[Task to carry out]: Gather all lines in the entries below that include the word "sacchi".

————

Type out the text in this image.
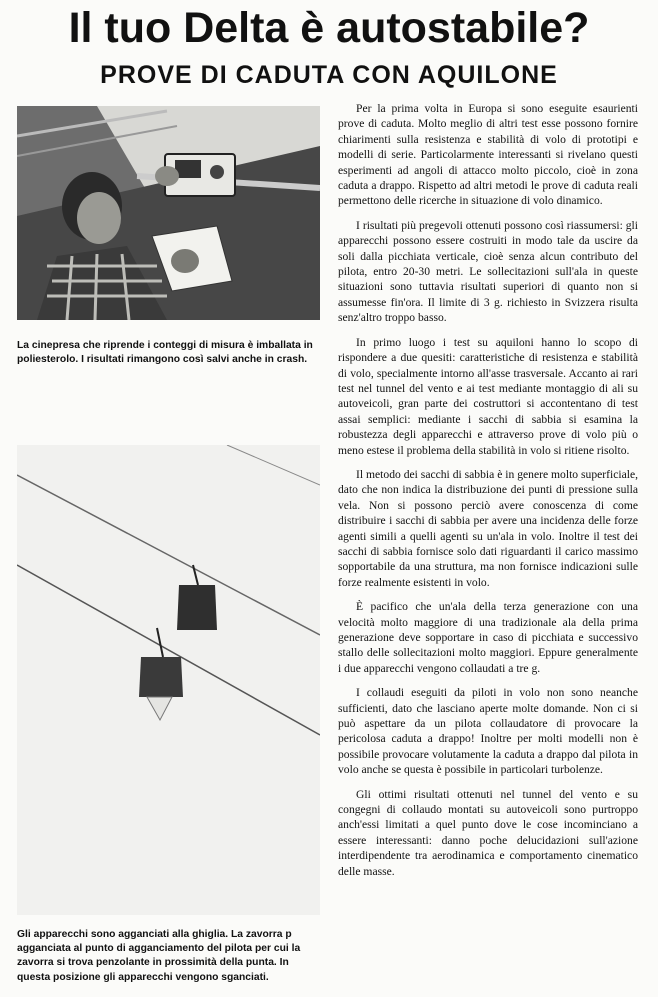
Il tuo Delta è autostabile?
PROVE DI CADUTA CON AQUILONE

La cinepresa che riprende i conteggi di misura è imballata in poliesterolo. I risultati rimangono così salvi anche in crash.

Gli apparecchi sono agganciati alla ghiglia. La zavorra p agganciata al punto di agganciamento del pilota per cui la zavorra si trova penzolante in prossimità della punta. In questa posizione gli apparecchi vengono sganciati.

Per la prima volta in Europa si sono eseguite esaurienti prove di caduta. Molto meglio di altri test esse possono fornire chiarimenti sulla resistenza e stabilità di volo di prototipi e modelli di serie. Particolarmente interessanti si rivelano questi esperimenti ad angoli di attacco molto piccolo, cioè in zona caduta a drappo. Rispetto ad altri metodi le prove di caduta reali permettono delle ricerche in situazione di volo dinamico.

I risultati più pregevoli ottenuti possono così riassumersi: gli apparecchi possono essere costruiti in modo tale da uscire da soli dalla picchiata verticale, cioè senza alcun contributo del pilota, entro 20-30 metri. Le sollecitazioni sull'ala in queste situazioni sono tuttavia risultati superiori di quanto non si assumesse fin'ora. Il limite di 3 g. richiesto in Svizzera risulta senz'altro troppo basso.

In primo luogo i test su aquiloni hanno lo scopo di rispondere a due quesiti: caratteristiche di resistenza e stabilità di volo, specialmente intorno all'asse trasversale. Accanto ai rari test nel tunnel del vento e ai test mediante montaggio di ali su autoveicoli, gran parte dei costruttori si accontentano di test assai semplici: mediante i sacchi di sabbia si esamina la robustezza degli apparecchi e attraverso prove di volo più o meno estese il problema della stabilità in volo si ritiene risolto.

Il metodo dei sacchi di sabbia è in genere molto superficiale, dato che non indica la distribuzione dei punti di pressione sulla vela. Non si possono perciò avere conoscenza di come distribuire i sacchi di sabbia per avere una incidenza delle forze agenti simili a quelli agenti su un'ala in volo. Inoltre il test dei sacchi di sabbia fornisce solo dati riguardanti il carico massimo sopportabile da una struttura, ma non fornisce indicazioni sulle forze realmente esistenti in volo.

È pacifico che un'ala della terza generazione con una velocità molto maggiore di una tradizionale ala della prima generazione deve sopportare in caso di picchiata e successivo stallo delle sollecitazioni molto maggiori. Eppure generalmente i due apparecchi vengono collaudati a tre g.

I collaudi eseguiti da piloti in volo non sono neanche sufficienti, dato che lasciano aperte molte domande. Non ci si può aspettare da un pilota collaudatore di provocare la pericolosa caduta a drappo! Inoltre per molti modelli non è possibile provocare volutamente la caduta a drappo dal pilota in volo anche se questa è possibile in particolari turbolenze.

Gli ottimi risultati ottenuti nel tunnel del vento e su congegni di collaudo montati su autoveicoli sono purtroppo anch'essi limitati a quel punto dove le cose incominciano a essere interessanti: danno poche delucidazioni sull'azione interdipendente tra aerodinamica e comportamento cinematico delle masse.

————

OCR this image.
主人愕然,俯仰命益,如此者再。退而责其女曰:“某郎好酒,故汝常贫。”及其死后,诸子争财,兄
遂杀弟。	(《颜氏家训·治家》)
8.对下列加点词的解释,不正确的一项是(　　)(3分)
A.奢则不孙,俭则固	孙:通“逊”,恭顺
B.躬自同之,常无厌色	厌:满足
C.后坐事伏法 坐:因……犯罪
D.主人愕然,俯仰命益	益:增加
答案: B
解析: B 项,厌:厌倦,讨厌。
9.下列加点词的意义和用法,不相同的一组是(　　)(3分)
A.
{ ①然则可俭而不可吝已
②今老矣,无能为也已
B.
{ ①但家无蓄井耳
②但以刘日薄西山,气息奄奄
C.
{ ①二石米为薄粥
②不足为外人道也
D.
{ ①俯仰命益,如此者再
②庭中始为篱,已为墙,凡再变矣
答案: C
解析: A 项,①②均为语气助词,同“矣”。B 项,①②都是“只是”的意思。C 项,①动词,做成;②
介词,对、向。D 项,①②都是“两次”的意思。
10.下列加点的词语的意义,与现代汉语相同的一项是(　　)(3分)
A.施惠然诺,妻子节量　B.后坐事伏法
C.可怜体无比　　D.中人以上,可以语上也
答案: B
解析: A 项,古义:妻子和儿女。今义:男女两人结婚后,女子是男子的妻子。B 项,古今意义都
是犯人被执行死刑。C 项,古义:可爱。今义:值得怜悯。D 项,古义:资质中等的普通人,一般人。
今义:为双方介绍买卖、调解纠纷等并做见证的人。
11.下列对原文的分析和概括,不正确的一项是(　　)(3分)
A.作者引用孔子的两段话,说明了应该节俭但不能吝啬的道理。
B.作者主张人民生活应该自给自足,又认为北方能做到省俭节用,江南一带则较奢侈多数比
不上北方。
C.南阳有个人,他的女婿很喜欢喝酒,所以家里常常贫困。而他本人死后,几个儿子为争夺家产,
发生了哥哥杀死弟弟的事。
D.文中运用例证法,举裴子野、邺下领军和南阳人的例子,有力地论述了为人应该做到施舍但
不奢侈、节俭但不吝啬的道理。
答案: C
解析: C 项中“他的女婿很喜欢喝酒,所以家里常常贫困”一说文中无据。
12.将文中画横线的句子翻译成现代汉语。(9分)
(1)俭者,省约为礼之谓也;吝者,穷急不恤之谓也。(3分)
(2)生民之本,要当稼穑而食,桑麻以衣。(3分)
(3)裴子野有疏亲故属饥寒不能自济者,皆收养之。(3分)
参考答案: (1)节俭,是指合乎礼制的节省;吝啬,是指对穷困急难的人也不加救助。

————

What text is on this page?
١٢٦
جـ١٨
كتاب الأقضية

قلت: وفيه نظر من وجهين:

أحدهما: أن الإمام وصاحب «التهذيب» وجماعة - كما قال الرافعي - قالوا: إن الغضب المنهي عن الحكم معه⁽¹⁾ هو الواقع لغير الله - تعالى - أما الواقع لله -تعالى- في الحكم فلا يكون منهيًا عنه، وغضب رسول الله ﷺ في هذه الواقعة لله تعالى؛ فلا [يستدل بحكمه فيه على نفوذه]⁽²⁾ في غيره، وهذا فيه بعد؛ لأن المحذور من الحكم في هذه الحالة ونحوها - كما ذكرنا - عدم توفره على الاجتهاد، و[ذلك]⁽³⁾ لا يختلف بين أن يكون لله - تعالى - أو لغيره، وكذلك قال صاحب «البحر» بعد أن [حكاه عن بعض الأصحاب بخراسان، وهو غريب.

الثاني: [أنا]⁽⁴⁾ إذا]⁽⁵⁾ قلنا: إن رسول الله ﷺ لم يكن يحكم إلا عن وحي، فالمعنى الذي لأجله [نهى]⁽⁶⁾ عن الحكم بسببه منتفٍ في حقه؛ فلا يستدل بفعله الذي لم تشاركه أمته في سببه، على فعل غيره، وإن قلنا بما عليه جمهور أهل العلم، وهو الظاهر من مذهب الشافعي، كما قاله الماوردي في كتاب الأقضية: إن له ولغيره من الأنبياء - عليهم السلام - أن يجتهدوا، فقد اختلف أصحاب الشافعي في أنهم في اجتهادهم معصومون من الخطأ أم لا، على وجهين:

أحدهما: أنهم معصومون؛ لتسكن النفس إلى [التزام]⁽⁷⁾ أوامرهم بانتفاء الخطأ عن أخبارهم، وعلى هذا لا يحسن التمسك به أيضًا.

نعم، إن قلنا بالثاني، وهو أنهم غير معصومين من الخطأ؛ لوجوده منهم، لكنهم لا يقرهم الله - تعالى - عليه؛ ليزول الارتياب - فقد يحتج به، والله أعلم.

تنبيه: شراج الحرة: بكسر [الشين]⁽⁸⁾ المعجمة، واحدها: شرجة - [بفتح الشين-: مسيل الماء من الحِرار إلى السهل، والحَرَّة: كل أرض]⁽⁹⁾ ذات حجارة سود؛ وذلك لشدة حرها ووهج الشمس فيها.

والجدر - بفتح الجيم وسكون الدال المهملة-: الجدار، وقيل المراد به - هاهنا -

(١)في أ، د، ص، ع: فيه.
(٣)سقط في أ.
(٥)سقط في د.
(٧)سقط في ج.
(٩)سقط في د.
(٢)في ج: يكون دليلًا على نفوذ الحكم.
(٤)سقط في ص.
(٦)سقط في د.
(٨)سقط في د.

————

[Output for this task]:
In primo luogo i test su aquiloni hanno lo scopo di rispondere a due quesiti: caratteristiche di resistenza e stabilità di volo, specialmente intorno all'asse trasversale. Accanto ai rari test nel tunnel del vento e ai test mediante montaggio di ali su autoveicoli, gran parte dei costruttori si accontentano di test assai semplici: mediante i sacchi di sabbia si esamina la robustezza degli apparecchi e attraverso prove di volo più o meno estese il problema della stabilità in volo si ritiene risolto.
Il metodo dei sacchi di sabbia è in genere molto superficiale, dato che non indica la distribuzione dei punti di pressione sulla vela. Non si possono perciò avere conoscenza di come distribuire i sacchi di sabbia per avere una incidenza delle forze agenti simili a quelli agenti su un'ala in volo. Inoltre il test dei sacchi di sabbia fornisce solo dati riguardanti il carico massimo sopportabile da una struttura, ma non fornisce indicazioni sulle forze realmente esistenti in volo.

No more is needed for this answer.